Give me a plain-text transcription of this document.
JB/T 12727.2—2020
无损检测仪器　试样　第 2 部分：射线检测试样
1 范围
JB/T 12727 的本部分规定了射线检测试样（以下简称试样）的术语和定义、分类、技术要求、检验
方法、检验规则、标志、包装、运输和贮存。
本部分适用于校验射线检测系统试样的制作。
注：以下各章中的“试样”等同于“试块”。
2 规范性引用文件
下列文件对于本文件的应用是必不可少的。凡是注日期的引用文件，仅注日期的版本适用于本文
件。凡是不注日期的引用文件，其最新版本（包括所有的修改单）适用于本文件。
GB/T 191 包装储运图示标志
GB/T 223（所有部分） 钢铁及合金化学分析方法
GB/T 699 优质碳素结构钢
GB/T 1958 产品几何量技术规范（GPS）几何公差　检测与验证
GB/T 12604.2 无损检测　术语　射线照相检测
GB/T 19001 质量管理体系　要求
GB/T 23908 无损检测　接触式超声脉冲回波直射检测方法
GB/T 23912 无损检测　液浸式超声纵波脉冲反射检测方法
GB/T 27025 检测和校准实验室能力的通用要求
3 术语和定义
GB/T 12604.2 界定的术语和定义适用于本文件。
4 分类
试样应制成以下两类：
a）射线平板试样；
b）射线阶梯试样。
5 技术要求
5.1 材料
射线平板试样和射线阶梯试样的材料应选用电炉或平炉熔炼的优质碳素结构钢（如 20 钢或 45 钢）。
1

==

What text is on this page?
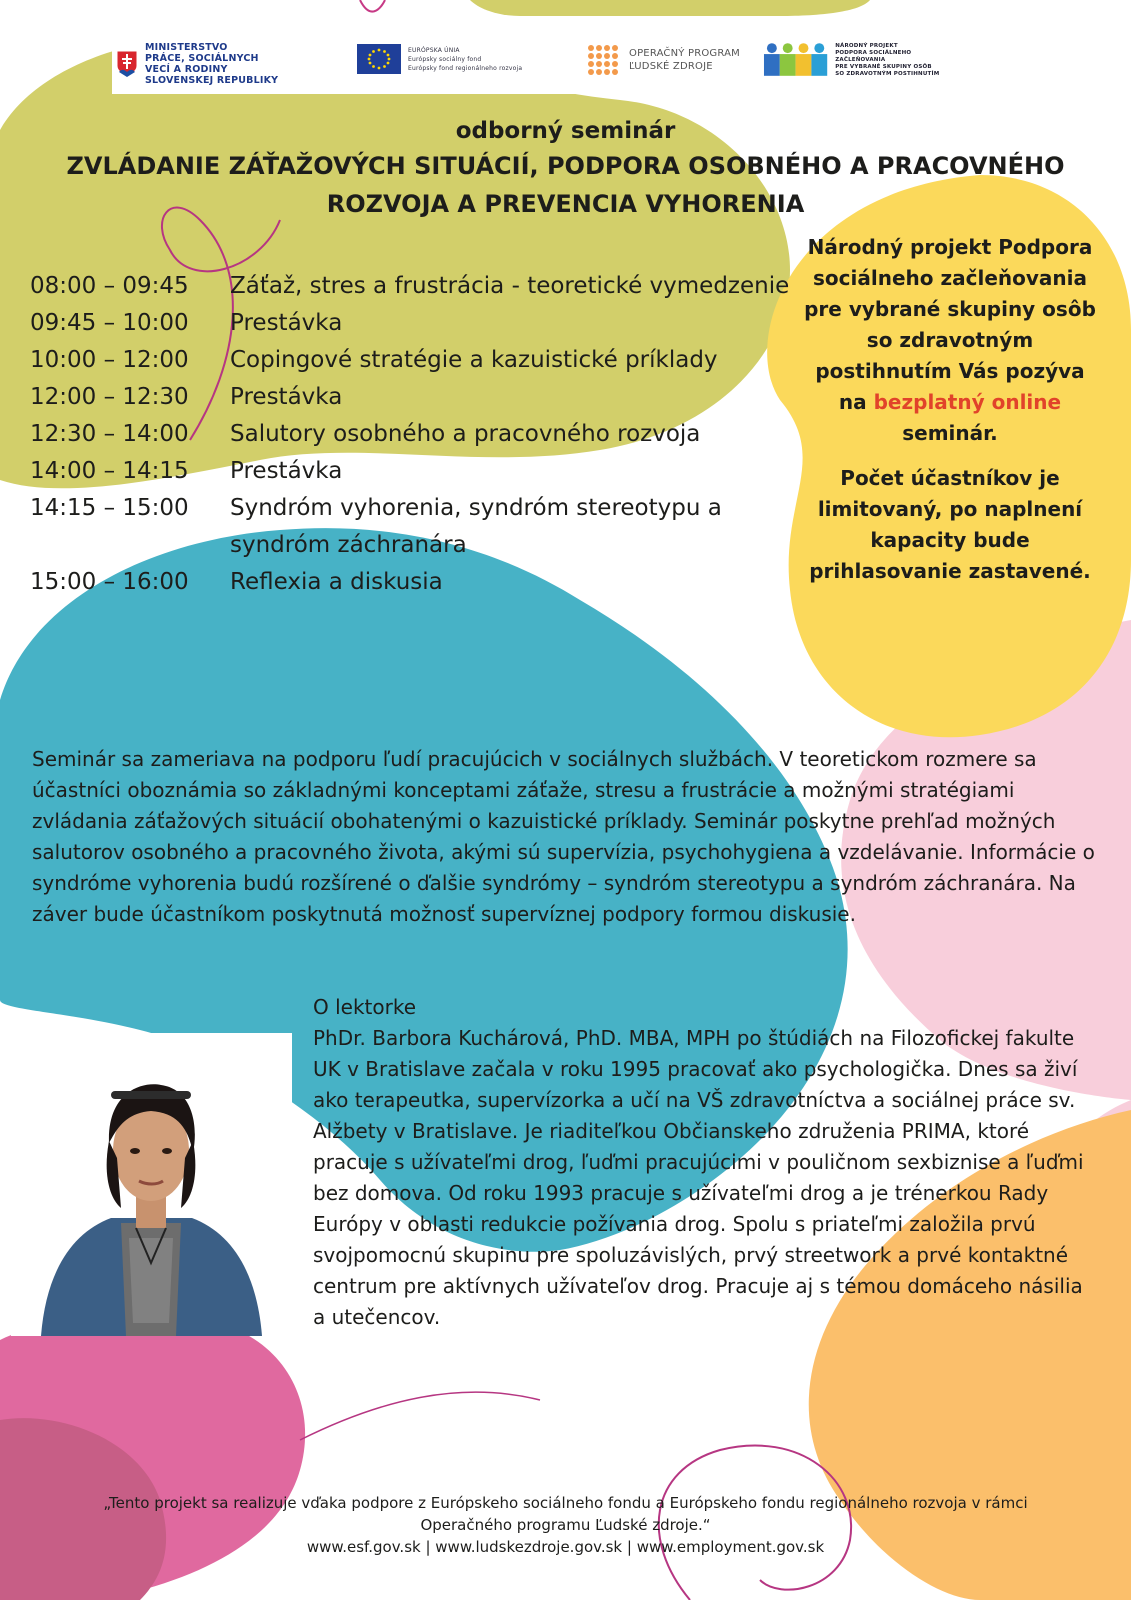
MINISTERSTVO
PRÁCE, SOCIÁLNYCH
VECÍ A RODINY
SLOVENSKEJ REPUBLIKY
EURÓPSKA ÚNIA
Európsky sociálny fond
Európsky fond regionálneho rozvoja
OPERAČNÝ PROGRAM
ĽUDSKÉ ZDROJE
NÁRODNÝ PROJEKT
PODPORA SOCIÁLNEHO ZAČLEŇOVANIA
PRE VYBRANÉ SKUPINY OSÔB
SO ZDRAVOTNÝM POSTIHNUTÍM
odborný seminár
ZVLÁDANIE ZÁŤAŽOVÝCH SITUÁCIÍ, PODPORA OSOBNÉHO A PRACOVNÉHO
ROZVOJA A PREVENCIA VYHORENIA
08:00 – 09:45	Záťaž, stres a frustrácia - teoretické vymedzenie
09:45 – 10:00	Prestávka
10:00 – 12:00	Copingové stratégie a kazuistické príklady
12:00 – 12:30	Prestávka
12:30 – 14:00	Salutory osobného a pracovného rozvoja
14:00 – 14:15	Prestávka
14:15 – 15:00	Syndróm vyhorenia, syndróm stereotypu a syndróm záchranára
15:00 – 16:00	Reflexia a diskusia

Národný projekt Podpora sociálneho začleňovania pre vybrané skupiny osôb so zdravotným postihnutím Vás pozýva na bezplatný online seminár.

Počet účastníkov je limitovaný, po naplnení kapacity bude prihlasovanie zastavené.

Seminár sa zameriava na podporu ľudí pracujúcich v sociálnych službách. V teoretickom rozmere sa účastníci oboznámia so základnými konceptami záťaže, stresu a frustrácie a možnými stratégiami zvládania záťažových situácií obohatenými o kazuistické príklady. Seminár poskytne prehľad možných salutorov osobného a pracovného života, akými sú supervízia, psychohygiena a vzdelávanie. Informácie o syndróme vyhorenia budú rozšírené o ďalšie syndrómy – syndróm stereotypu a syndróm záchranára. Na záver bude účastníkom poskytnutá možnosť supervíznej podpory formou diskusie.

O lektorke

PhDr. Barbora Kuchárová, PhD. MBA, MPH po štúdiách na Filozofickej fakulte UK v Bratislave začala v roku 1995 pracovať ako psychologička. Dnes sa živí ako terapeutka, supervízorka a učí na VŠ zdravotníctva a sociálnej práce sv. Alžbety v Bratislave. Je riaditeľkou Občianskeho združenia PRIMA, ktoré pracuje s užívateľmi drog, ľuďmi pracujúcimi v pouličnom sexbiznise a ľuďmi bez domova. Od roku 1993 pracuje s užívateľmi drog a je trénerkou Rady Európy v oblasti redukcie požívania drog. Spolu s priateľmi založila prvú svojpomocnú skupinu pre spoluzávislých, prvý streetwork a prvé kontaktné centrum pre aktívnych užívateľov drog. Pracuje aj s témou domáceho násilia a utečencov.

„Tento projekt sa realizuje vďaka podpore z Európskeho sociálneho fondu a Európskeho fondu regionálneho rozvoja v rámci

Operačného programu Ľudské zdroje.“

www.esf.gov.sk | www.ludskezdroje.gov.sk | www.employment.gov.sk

◆ REQUIREMENT: Copy every line of the listing containing the string "regionálneho".

◆ FINAL RESULT:
Európsky fond regionálneho rozvoja
„Tento projekt sa realizuje vďaka podpore z Európskeho sociálneho fondu a Európskeho fondu regionálneho rozvoja v rámci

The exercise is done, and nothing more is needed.